INFORMATION SUPPLIED:
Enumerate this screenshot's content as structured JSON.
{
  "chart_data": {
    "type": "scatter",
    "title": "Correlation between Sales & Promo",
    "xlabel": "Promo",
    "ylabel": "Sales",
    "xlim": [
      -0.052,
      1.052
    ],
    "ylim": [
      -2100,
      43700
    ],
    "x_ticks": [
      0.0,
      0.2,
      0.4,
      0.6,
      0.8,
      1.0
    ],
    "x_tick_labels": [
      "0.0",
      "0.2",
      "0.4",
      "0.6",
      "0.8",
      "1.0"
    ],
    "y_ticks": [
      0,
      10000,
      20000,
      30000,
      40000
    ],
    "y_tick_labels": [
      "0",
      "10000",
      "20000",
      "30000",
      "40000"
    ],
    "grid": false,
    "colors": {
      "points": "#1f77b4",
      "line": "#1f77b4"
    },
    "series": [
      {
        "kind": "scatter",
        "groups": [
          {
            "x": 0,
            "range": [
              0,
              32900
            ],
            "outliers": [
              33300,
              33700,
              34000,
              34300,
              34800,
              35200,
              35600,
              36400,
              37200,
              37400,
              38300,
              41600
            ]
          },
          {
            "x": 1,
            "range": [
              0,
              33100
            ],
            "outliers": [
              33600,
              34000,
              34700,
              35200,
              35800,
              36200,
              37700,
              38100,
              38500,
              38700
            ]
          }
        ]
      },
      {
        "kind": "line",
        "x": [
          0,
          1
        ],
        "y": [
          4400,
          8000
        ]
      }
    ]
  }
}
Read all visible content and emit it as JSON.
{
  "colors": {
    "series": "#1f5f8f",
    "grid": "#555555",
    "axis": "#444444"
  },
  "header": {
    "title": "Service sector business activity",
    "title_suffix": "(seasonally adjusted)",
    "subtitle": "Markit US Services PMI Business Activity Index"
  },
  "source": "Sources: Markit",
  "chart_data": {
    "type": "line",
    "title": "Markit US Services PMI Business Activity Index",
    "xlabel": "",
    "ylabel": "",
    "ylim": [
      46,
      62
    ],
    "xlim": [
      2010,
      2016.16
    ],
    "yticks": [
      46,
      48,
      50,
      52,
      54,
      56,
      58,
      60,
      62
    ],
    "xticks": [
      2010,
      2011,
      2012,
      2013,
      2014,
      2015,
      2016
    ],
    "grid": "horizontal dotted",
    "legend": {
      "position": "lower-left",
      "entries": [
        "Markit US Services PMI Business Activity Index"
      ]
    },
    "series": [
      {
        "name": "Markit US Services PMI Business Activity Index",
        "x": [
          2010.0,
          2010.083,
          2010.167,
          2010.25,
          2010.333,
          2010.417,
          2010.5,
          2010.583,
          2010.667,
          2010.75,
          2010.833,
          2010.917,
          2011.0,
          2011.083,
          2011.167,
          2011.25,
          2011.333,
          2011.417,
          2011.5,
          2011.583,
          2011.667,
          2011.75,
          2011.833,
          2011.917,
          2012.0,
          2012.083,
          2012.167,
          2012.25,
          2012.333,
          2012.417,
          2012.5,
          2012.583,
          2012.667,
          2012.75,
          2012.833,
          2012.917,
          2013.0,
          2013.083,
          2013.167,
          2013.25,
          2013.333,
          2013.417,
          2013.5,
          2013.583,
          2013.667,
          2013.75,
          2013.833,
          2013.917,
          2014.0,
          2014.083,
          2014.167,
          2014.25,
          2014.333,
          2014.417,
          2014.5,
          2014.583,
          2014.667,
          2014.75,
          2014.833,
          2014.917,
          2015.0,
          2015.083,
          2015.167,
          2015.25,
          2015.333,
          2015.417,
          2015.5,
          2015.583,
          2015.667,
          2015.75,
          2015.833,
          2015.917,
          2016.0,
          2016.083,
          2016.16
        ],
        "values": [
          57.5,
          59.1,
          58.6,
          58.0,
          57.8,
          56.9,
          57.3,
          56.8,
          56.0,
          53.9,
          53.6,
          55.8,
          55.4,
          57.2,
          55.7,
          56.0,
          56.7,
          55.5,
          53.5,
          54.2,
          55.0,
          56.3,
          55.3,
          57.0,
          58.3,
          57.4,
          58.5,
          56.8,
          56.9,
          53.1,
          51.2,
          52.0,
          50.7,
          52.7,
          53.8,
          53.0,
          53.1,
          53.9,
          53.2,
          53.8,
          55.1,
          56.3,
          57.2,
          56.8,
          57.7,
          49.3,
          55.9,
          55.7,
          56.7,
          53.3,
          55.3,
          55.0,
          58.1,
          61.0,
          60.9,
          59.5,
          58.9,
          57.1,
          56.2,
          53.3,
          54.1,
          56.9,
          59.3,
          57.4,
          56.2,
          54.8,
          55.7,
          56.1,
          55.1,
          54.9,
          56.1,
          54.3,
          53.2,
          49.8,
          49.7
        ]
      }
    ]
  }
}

THE EXERCISE: Return the entries above exactly, each one complete.

EXERCISE SOLUTION:
Enumerate this screenshot's content as structured JSON.
{
  "chart_data": {
    "type": "scatter",
    "title": "Correlation between Sales & Promo",
    "xlabel": "Promo",
    "ylabel": "Sales",
    "xlim": [
      -0.052,
      1.052
    ],
    "ylim": [
      -2100,
      43700
    ],
    "x_ticks": [
      0.0,
      0.2,
      0.4,
      0.6,
      0.8,
      1.0
    ],
    "x_tick_labels": [
      "0.0",
      "0.2",
      "0.4",
      "0.6",
      "0.8",
      "1.0"
    ],
    "y_ticks": [
      0,
      10000,
      20000,
      30000,
      40000
    ],
    "y_tick_labels": [
      "0",
      "10000",
      "20000",
      "30000",
      "40000"
    ],
    "grid": false,
    "colors": {
      "points": "#1f77b4",
      "line": "#1f77b4"
    },
    "series": [
      {
        "kind": "scatter",
        "groups": [
          {
            "x": 0,
            "range": [
              0,
              32900
            ],
            "outliers": [
              33300,
              33700,
              34000,
              34300,
              34800,
              35200,
              35600,
              36400,
              37200,
              37400,
              38300,
              41600
            ]
          },
          {
            "x": 1,
            "range": [
              0,
              33100
            ],
            "outliers": [
              33600,
              34000,
              34700,
              35200,
              35800,
              36200,
              37700,
              38100,
              38500,
              38700
            ]
          }
        ]
      },
      {
        "kind": "line",
        "x": [
          0,
          1
        ],
        "y": [
          4400,
          8000
        ]
      }
    ]
  }
}
Read all visible content and emit it as JSON.
{
  "colors": {
    "series": "#1f5f8f",
    "grid": "#555555",
    "axis": "#444444"
  },
  "header": {
    "title": "Service sector business activity",
    "title_suffix": "(seasonally adjusted)",
    "subtitle": "Markit US Services PMI Business Activity Index"
  },
  "source": "Sources: Markit",
  "chart_data": {
    "type": "line",
    "title": "Markit US Services PMI Business Activity Index",
    "xlabel": "",
    "ylabel": "",
    "ylim": [
      46,
      62
    ],
    "xlim": [
      2010,
      2016.16
    ],
    "yticks": [
      46,
      48,
      50,
      52,
      54,
      56,
      58,
      60,
      62
    ],
    "xticks": [
      2010,
      2011,
      2012,
      2013,
      2014,
      2015,
      2016
    ],
    "grid": "horizontal dotted",
    "legend": {
      "position": "lower-left",
      "entries": [
        "Markit US Services PMI Business Activity Index"
      ]
    },
    "series": [
      {
        "name": "Markit US Services PMI Business Activity Index",
        "x": [
          2010.0,
          2010.083,
          2010.167,
          2010.25,
          2010.333,
          2010.417,
          2010.5,
          2010.583,
          2010.667,
          2010.75,
          2010.833,
          2010.917,
          2011.0,
          2011.083,
          2011.167,
          2011.25,
          2011.333,
          2011.417,
          2011.5,
          2011.583,
          2011.667,
          2011.75,
          2011.833,
          2011.917,
          2012.0,
          2012.083,
          2012.167,
          2012.25,
          2012.333,
          2012.417,
          2012.5,
          2012.583,
          2012.667,
          2012.75,
          2012.833,
          2012.917,
          2013.0,
          2013.083,
          2013.167,
          2013.25,
          2013.333,
          2013.417,
          2013.5,
          2013.583,
          2013.667,
          2013.75,
          2013.833,
          2013.917,
          2014.0,
          2014.083,
          2014.167,
          2014.25,
          2014.333,
          2014.417,
          2014.5,
          2014.583,
          2014.667,
          2014.75,
          2014.833,
          2014.917,
          2015.0,
          2015.083,
          2015.167,
          2015.25,
          2015.333,
          2015.417,
          2015.5,
          2015.583,
          2015.667,
          2015.75,
          2015.833,
          2015.917,
          2016.0,
          2016.083,
          2016.16
        ],
        "values": [
          57.5,
          59.1,
          58.6,
          58.0,
          57.8,
          56.9,
          57.3,
          56.8,
          56.0,
          53.9,
          53.6,
          55.8,
          55.4,
          57.2,
          55.7,
          56.0,
          56.7,
          55.5,
          53.5,
          54.2,
          55.0,
          56.3,
          55.3,
          57.0,
          58.3,
          57.4,
          58.5,
          56.8,
          56.9,
          53.1,
          51.2,
          52.0,
          50.7,
          52.7,
          53.8,
          53.0,
          53.1,
          53.9,
          53.2,
          53.8,
          55.1,
          56.3,
          57.2,
          56.8,
          57.7,
          49.3,
          55.9,
          55.7,
          56.7,
          53.3,
          55.3,
          55.0,
          58.1,
          61.0,
          60.9,
          59.5,
          58.9,
          57.1,
          56.2,
          53.3,
          54.1,
          56.9,
          59.3,
          57.4,
          56.2,
          54.8,
          55.7,
          56.1,
          55.1,
          54.9,
          56.1,
          54.3,
          53.2,
          49.8,
          49.7
        ]
      }
    ]
  }
}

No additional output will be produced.